-- Problem details --
Copy out each line of the material in which the word "icon" appears.

-- Data for processing --
━━━━━━━━━━━━━━━━━━━━

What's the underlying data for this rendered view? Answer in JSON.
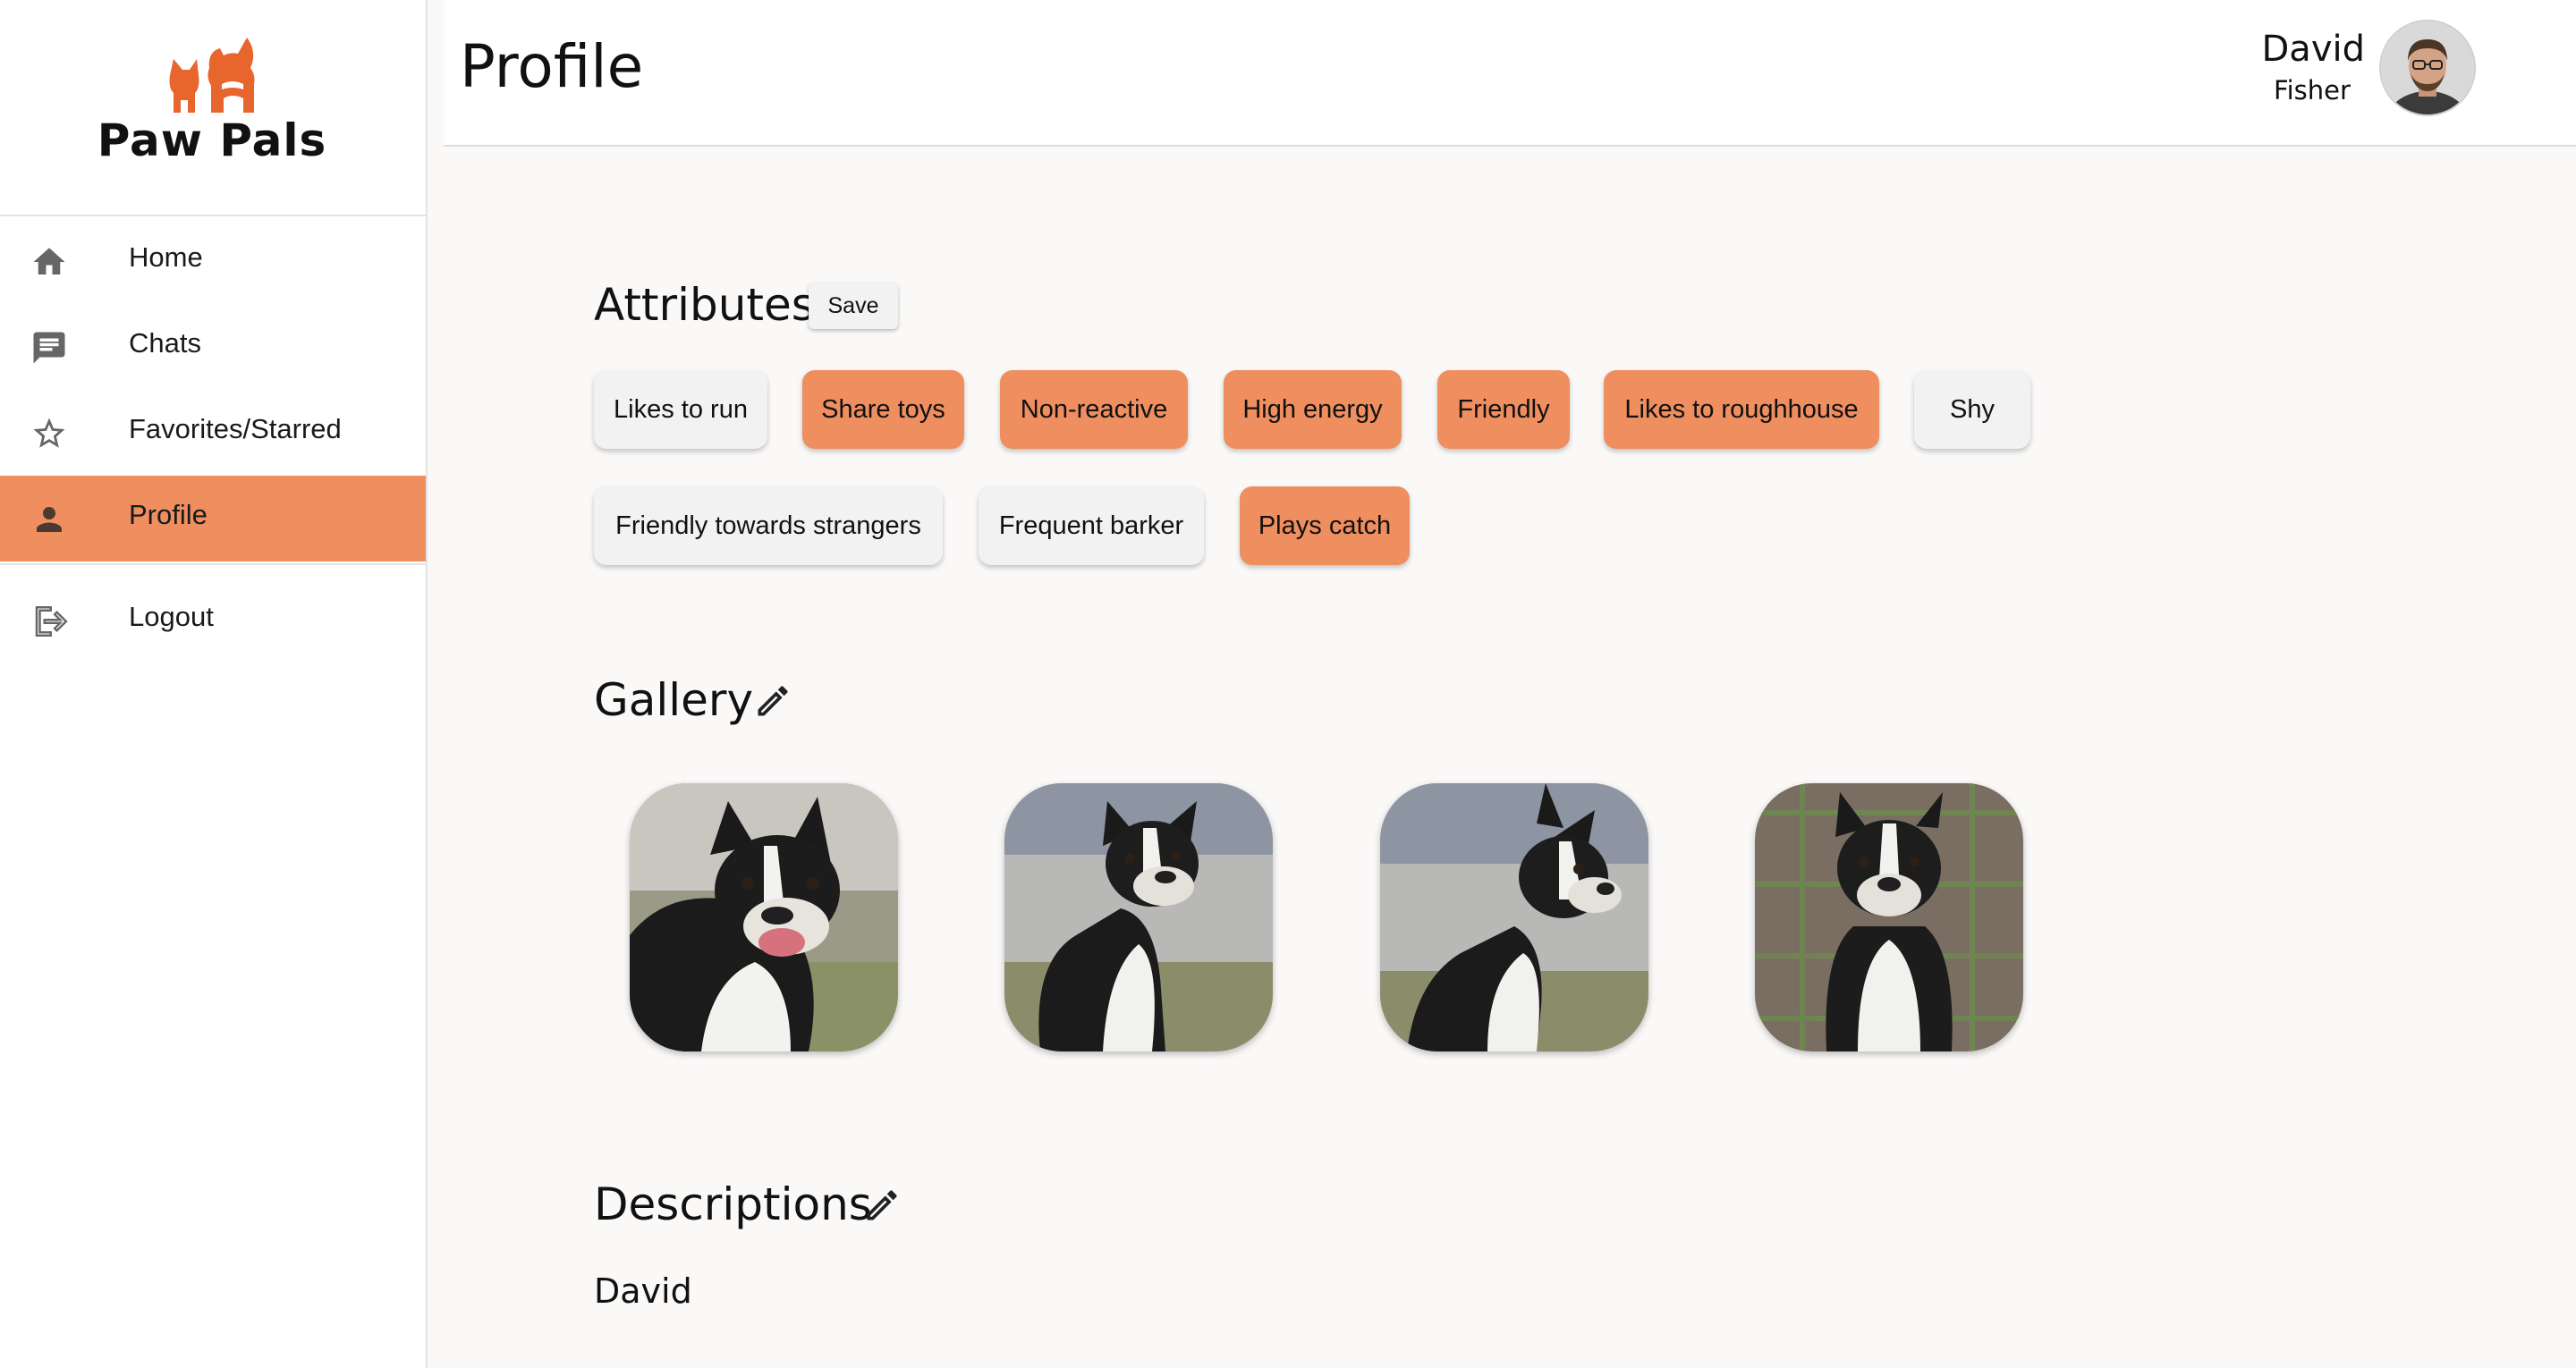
{
  "brand": {
    "name": "Paw Pals",
    "accent": "#ef8e5f",
    "logo_color": "#e8652e"
  },
  "sidebar": {
    "items": [
      {
        "label": "Home",
        "icon": "home-icon",
        "active": false
      },
      {
        "label": "Chats",
        "icon": "chat-icon",
        "active": false
      },
      {
        "label": "Favorites/Starred",
        "icon": "star-outline-icon",
        "active": false
      },
      {
        "label": "Profile",
        "icon": "person-icon",
        "active": true
      },
      {
        "label": "Logout",
        "icon": "logout-icon",
        "active": false
      }
    ]
  },
  "header": {
    "title": "Profile",
    "user": {
      "first_name": "David",
      "last_name": "Fisher"
    }
  },
  "attributes": {
    "title": "Attributes",
    "save_label": "Save",
    "chips": [
      {
        "label": "Likes to run",
        "selected": false
      },
      {
        "label": "Share toys",
        "selected": true
      },
      {
        "label": "Non-reactive",
        "selected": true
      },
      {
        "label": "High energy",
        "selected": true
      },
      {
        "label": "Friendly",
        "selected": true
      },
      {
        "label": "Likes to roughhouse",
        "selected": true
      },
      {
        "label": "Shy",
        "selected": false
      },
      {
        "label": "Friendly towards strangers",
        "selected": false
      },
      {
        "label": "Frequent barker",
        "selected": false
      },
      {
        "label": "Plays catch",
        "selected": true
      }
    ]
  },
  "gallery": {
    "title": "Gallery",
    "photo_count": 4
  },
  "descriptions": {
    "title": "Descriptions",
    "text": "David"
  }
}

━━━━━━━━━━━━━━━━━━━━

-- Answer for the task --
        "icon": "home-icon",
        "icon": "chat-icon",
        "icon": "star-outline-icon",
        "icon": "person-icon",
        "icon": "logout-icon",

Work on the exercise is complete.